** Begin **

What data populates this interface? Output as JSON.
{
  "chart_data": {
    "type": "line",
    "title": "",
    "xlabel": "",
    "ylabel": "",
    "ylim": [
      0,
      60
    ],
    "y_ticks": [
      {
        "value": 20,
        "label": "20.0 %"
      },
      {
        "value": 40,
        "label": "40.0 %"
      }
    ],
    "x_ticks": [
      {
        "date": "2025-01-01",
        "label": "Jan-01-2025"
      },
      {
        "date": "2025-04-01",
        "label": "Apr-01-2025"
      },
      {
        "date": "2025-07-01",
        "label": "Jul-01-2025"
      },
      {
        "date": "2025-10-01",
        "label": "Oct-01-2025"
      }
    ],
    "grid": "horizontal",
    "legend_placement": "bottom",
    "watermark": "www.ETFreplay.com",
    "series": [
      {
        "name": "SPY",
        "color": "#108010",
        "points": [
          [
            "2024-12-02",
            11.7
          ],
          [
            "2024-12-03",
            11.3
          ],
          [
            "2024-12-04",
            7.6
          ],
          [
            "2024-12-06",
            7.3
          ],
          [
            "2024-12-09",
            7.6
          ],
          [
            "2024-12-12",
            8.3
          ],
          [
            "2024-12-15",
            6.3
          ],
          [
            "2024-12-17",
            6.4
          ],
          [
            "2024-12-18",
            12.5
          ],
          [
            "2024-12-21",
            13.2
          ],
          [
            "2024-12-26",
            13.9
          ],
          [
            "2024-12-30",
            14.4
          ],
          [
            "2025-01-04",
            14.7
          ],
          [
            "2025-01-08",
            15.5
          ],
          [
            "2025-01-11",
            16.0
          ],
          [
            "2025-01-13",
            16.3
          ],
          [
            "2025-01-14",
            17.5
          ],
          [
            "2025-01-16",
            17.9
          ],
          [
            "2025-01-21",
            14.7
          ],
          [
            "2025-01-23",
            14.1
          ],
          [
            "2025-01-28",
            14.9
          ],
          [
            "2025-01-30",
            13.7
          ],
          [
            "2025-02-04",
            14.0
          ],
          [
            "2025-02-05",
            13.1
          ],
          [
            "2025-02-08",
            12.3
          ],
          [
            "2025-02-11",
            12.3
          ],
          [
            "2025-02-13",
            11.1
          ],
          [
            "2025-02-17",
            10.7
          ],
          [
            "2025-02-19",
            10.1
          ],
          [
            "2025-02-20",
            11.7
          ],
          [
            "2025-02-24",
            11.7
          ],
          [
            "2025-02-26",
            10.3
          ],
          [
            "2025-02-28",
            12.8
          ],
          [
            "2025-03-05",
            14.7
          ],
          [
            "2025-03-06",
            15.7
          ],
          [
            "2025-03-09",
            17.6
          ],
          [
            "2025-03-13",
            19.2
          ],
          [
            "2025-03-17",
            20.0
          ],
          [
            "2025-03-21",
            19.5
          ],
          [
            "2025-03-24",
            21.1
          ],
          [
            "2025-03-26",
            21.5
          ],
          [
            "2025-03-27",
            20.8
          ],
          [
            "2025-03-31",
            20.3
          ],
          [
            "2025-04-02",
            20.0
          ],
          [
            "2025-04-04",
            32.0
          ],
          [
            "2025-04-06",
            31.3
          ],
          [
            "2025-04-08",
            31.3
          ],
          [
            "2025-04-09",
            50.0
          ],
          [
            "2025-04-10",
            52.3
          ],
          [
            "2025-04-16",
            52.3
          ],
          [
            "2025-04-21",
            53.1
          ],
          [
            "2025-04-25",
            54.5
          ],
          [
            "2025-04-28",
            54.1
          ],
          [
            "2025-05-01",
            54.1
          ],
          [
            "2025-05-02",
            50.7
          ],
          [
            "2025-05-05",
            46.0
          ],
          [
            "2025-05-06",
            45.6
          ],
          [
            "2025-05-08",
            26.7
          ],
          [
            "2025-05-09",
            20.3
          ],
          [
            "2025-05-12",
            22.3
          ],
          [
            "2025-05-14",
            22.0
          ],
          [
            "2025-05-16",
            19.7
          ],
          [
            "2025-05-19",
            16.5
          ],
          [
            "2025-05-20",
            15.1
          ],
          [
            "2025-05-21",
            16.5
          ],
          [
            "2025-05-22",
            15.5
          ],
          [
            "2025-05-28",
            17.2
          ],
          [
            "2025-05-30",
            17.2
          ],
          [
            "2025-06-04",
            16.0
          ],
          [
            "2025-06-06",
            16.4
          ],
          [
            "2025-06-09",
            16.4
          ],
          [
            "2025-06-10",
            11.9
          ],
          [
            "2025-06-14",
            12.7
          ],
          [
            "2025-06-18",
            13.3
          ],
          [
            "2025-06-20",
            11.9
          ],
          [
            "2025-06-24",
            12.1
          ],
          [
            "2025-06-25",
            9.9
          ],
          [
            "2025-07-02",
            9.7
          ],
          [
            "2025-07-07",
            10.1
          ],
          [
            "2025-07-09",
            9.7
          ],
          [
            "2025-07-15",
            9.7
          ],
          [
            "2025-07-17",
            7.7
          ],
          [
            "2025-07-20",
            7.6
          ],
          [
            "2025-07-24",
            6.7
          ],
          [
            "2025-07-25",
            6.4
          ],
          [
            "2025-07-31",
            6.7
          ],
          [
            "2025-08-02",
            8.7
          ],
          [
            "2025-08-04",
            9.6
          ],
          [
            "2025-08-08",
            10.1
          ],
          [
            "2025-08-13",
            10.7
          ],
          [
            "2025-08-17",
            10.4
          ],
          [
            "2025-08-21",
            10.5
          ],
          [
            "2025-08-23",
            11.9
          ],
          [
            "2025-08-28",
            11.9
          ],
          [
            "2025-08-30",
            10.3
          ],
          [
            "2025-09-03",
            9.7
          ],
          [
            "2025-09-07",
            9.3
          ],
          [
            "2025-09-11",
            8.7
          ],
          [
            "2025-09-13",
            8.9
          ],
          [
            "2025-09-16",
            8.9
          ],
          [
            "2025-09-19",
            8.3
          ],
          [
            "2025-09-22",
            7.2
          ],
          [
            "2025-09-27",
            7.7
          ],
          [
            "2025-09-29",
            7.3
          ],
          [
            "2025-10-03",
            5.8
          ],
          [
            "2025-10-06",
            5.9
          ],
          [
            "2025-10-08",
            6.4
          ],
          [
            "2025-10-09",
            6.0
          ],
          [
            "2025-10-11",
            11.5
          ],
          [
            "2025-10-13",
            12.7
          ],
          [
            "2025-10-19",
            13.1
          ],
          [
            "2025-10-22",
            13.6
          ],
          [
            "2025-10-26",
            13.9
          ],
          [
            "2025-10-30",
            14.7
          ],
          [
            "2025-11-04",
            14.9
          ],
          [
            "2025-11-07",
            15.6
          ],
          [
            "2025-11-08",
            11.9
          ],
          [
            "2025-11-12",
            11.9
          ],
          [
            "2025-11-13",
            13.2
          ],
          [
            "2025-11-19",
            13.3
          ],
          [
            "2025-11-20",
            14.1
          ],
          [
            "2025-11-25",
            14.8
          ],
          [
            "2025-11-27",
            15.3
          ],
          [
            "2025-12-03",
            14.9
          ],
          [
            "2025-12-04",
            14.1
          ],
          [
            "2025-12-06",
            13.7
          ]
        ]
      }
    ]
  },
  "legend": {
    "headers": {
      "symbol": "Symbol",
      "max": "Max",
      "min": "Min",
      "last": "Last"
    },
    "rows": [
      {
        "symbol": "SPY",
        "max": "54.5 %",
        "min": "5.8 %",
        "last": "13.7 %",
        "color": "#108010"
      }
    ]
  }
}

** End **

=== TASK DETAILS ===
All of the entries above need to be reproduced exactly.

=== RESPONSE FOR THIS EXERCISE ===
What data populates this interface? Output as JSON.
{
  "chart_data": {
    "type": "line",
    "title": "",
    "xlabel": "",
    "ylabel": "",
    "ylim": [
      0,
      60
    ],
    "y_ticks": [
      {
        "value": 20,
        "label": "20.0 %"
      },
      {
        "value": 40,
        "label": "40.0 %"
      }
    ],
    "x_ticks": [
      {
        "date": "2025-01-01",
        "label": "Jan-01-2025"
      },
      {
        "date": "2025-04-01",
        "label": "Apr-01-2025"
      },
      {
        "date": "2025-07-01",
        "label": "Jul-01-2025"
      },
      {
        "date": "2025-10-01",
        "label": "Oct-01-2025"
      }
    ],
    "grid": "horizontal",
    "legend_placement": "bottom",
    "watermark": "www.ETFreplay.com",
    "series": [
      {
        "name": "SPY",
        "color": "#108010",
        "points": [
          [
            "2024-12-02",
            11.7
          ],
          [
            "2024-12-03",
            11.3
          ],
          [
            "2024-12-04",
            7.6
          ],
          [
            "2024-12-06",
            7.3
          ],
          [
            "2024-12-09",
            7.6
          ],
          [
            "2024-12-12",
            8.3
          ],
          [
            "2024-12-15",
            6.3
          ],
          [
            "2024-12-17",
            6.4
          ],
          [
            "2024-12-18",
            12.5
          ],
          [
            "2024-12-21",
            13.2
          ],
          [
            "2024-12-26",
            13.9
          ],
          [
            "2024-12-30",
            14.4
          ],
          [
            "2025-01-04",
            14.7
          ],
          [
            "2025-01-08",
            15.5
          ],
          [
            "2025-01-11",
            16.0
          ],
          [
            "2025-01-13",
            16.3
          ],
          [
            "2025-01-14",
            17.5
          ],
          [
            "2025-01-16",
            17.9
          ],
          [
            "2025-01-21",
            14.7
          ],
          [
            "2025-01-23",
            14.1
          ],
          [
            "2025-01-28",
            14.9
          ],
          [
            "2025-01-30",
            13.7
          ],
          [
            "2025-02-04",
            14.0
          ],
          [
            "2025-02-05",
            13.1
          ],
          [
            "2025-02-08",
            12.3
          ],
          [
            "2025-02-11",
            12.3
          ],
          [
            "2025-02-13",
            11.1
          ],
          [
            "2025-02-17",
            10.7
          ],
          [
            "2025-02-19",
            10.1
          ],
          [
            "2025-02-20",
            11.7
          ],
          [
            "2025-02-24",
            11.7
          ],
          [
            "2025-02-26",
            10.3
          ],
          [
            "2025-02-28",
            12.8
          ],
          [
            "2025-03-05",
            14.7
          ],
          [
            "2025-03-06",
            15.7
          ],
          [
            "2025-03-09",
            17.6
          ],
          [
            "2025-03-13",
            19.2
          ],
          [
            "2025-03-17",
            20.0
          ],
          [
            "2025-03-21",
            19.5
          ],
          [
            "2025-03-24",
            21.1
          ],
          [
            "2025-03-26",
            21.5
          ],
          [
            "2025-03-27",
            20.8
          ],
          [
            "2025-03-31",
            20.3
          ],
          [
            "2025-04-02",
            20.0
          ],
          [
            "2025-04-04",
            32.0
          ],
          [
            "2025-04-06",
            31.3
          ],
          [
            "2025-04-08",
            31.3
          ],
          [
            "2025-04-09",
            50.0
          ],
          [
            "2025-04-10",
            52.3
          ],
          [
            "2025-04-16",
            52.3
          ],
          [
            "2025-04-21",
            53.1
          ],
          [
            "2025-04-25",
            54.5
          ],
          [
            "2025-04-28",
            54.1
          ],
          [
            "2025-05-01",
            54.1
          ],
          [
            "2025-05-02",
            50.7
          ],
          [
            "2025-05-05",
            46.0
          ],
          [
            "2025-05-06",
            45.6
          ],
          [
            "2025-05-08",
            26.7
          ],
          [
            "2025-05-09",
            20.3
          ],
          [
            "2025-05-12",
            22.3
          ],
          [
            "2025-05-14",
            22.0
          ],
          [
            "2025-05-16",
            19.7
          ],
          [
            "2025-05-19",
            16.5
          ],
          [
            "2025-05-20",
            15.1
          ],
          [
            "2025-05-21",
            16.5
          ],
          [
            "2025-05-22",
            15.5
          ],
          [
            "2025-05-28",
            17.2
          ],
          [
            "2025-05-30",
            17.2
          ],
          [
            "2025-06-04",
            16.0
          ],
          [
            "2025-06-06",
            16.4
          ],
          [
            "2025-06-09",
            16.4
          ],
          [
            "2025-06-10",
            11.9
          ],
          [
            "2025-06-14",
            12.7
          ],
          [
            "2025-06-18",
            13.3
          ],
          [
            "2025-06-20",
            11.9
          ],
          [
            "2025-06-24",
            12.1
          ],
          [
            "2025-06-25",
            9.9
          ],
          [
            "2025-07-02",
            9.7
          ],
          [
            "2025-07-07",
            10.1
          ],
          [
            "2025-07-09",
            9.7
          ],
          [
            "2025-07-15",
            9.7
          ],
          [
            "2025-07-17",
            7.7
          ],
          [
            "2025-07-20",
            7.6
          ],
          [
            "2025-07-24",
            6.7
          ],
          [
            "2025-07-25",
            6.4
          ],
          [
            "2025-07-31",
            6.7
          ],
          [
            "2025-08-02",
            8.7
          ],
          [
            "2025-08-04",
            9.6
          ],
          [
            "2025-08-08",
            10.1
          ],
          [
            "2025-08-13",
            10.7
          ],
          [
            "2025-08-17",
            10.4
          ],
          [
            "2025-08-21",
            10.5
          ],
          [
            "2025-08-23",
            11.9
          ],
          [
            "2025-08-28",
            11.9
          ],
          [
            "2025-08-30",
            10.3
          ],
          [
            "2025-09-03",
            9.7
          ],
          [
            "2025-09-07",
            9.3
          ],
          [
            "2025-09-11",
            8.7
          ],
          [
            "2025-09-13",
            8.9
          ],
          [
            "2025-09-16",
            8.9
          ],
          [
            "2025-09-19",
            8.3
          ],
          [
            "2025-09-22",
            7.2
          ],
          [
            "2025-09-27",
            7.7
          ],
          [
            "2025-09-29",
            7.3
          ],
          [
            "2025-10-03",
            5.8
          ],
          [
            "2025-10-06",
            5.9
          ],
          [
            "2025-10-08",
            6.4
          ],
          [
            "2025-10-09",
            6.0
          ],
          [
            "2025-10-11",
            11.5
          ],
          [
            "2025-10-13",
            12.7
          ],
          [
            "2025-10-19",
            13.1
          ],
          [
            "2025-10-22",
            13.6
          ],
          [
            "2025-10-26",
            13.9
          ],
          [
            "2025-10-30",
            14.7
          ],
          [
            "2025-11-04",
            14.9
          ],
          [
            "2025-11-07",
            15.6
          ],
          [
            "2025-11-08",
            11.9
          ],
          [
            "2025-11-12",
            11.9
          ],
          [
            "2025-11-13",
            13.2
          ],
          [
            "2025-11-19",
            13.3
          ],
          [
            "2025-11-20",
            14.1
          ],
          [
            "2025-11-25",
            14.8
          ],
          [
            "2025-11-27",
            15.3
          ],
          [
            "2025-12-03",
            14.9
          ],
          [
            "2025-12-04",
            14.1
          ],
          [
            "2025-12-06",
            13.7
          ]
        ]
      }
    ]
  },
  "legend": {
    "headers": {
      "symbol": "Symbol",
      "max": "Max",
      "min": "Min",
      "last": "Last"
    },
    "rows": [
      {
        "symbol": "SPY",
        "max": "54.5 %",
        "min": "5.8 %",
        "last": "13.7 %",
        "color": "#108010"
      }
    ]
  }
}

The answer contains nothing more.